Supplied data —
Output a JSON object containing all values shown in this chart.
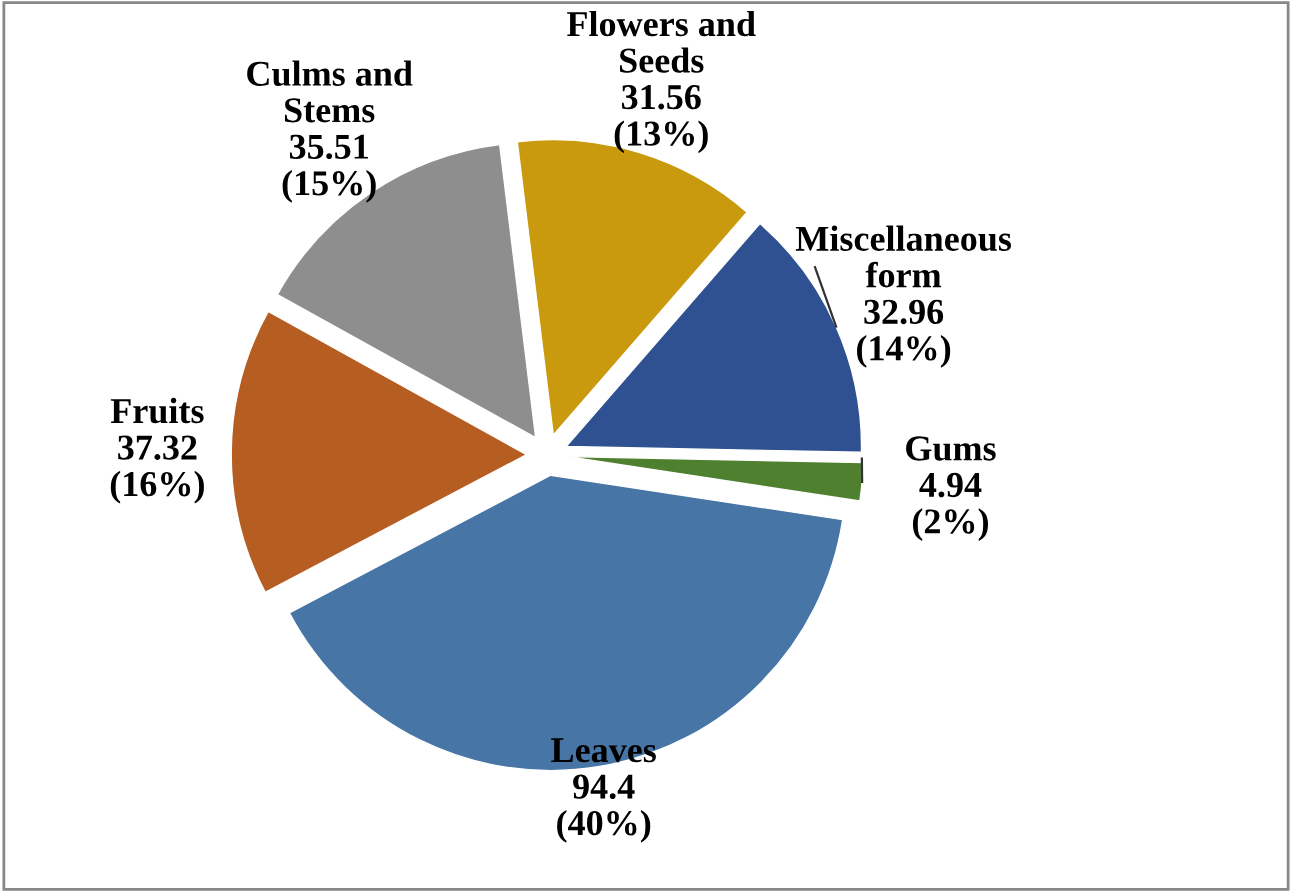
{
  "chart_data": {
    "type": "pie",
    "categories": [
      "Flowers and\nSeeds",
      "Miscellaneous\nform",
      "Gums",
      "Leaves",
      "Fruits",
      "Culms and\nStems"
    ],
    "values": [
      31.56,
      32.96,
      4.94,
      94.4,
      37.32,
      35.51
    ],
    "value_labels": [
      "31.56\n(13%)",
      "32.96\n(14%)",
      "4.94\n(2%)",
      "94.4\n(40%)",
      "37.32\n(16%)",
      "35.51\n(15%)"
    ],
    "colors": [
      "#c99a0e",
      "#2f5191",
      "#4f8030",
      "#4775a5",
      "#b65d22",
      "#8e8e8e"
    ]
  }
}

* * *

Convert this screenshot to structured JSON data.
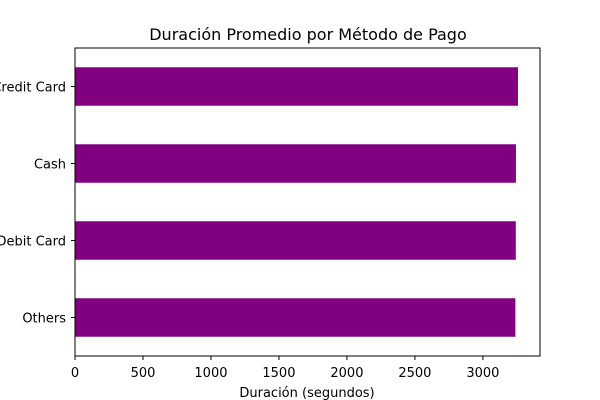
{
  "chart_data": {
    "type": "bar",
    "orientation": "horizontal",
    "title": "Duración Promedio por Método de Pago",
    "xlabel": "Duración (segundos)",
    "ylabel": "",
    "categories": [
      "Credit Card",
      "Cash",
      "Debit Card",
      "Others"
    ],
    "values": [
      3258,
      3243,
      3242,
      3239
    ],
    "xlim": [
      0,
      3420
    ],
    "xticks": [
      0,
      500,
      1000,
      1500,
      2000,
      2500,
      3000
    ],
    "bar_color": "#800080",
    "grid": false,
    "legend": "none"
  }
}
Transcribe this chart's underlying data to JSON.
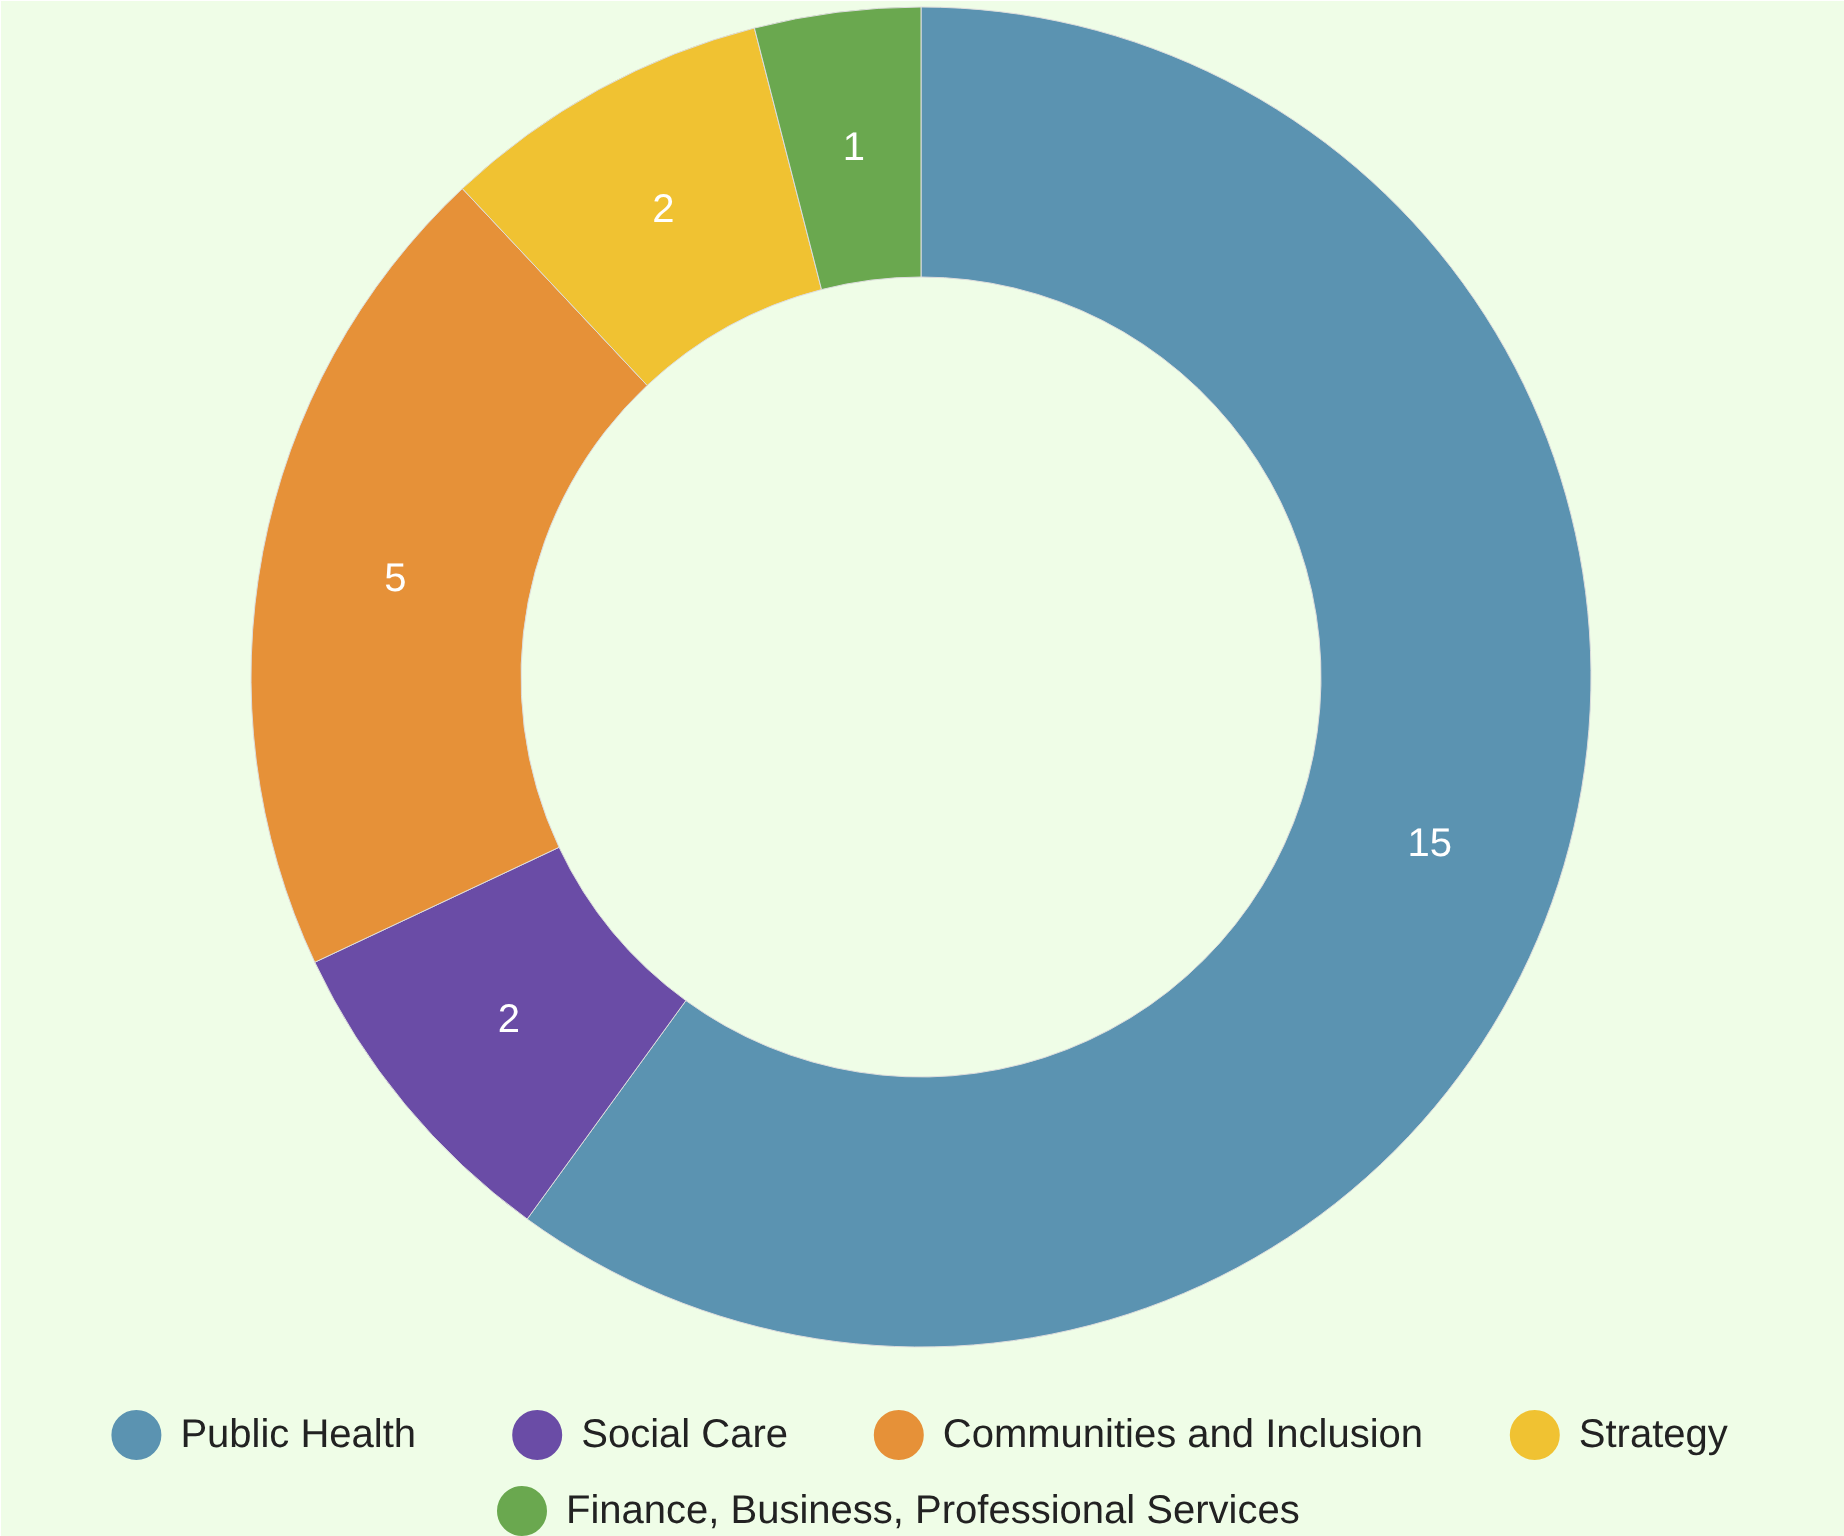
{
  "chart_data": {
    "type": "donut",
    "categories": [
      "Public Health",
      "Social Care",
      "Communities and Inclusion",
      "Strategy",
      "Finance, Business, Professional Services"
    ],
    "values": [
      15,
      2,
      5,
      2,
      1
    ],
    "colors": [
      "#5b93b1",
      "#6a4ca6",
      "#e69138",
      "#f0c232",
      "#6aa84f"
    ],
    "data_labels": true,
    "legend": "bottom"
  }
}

Exercise requirements — Each line above that holds the string "JSON" should be copied and shown.

Solution for this problem —
Output a JSON object containing all values shown in this chart.
Convert this screenshot to structured JSON data.
Transcribe this chart's underlying data to JSON.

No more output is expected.